_Goal:_
Find the string "canopy" in the listing and report every line that has it.

..........

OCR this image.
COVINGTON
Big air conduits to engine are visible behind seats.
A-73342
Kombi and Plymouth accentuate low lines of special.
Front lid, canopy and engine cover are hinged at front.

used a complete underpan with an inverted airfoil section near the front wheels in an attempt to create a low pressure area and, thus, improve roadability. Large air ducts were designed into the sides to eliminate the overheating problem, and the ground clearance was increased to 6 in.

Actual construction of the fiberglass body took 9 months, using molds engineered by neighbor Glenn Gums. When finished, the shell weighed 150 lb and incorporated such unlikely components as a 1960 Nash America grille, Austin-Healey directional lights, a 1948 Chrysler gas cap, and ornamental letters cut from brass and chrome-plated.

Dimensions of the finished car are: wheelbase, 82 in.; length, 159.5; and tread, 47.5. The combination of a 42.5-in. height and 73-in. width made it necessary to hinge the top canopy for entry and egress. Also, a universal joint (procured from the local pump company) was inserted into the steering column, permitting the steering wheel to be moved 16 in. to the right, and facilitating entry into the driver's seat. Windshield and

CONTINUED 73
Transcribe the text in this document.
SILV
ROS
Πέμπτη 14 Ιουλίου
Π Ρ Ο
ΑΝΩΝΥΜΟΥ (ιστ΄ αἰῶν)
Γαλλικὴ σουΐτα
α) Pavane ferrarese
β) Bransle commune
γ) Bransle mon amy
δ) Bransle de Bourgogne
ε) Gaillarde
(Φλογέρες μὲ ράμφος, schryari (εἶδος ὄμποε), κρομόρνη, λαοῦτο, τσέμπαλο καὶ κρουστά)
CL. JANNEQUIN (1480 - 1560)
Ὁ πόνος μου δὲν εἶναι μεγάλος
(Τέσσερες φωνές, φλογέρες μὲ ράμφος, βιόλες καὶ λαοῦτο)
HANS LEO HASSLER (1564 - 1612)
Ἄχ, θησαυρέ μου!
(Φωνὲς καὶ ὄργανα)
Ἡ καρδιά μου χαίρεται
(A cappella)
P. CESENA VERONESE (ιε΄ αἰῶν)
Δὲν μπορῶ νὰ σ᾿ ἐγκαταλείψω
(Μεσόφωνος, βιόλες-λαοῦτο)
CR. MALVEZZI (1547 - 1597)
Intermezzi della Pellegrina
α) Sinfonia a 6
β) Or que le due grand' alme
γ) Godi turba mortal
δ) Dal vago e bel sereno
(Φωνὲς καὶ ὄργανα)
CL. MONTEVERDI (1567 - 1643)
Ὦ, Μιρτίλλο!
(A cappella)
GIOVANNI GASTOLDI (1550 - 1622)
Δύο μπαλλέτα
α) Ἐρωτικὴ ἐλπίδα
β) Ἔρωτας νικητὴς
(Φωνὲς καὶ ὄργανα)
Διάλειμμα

..........

_Final result:_
Front lid, canopy and engine cover are hinged at front.
Dimensions of the finished car are: wheelbase, 82 in.; length, 159.5; and tread, 47.5. The combination of a 42.5-in. height and 73-in. width made it necessary to hinge the top canopy for entry and egress. Also, a universal joint (procured from the local pump company) was inserted into the steering column, permitting the steering wheel to be moved 16 in. to the right, and facilitating entry into the driver's seat. Windshield and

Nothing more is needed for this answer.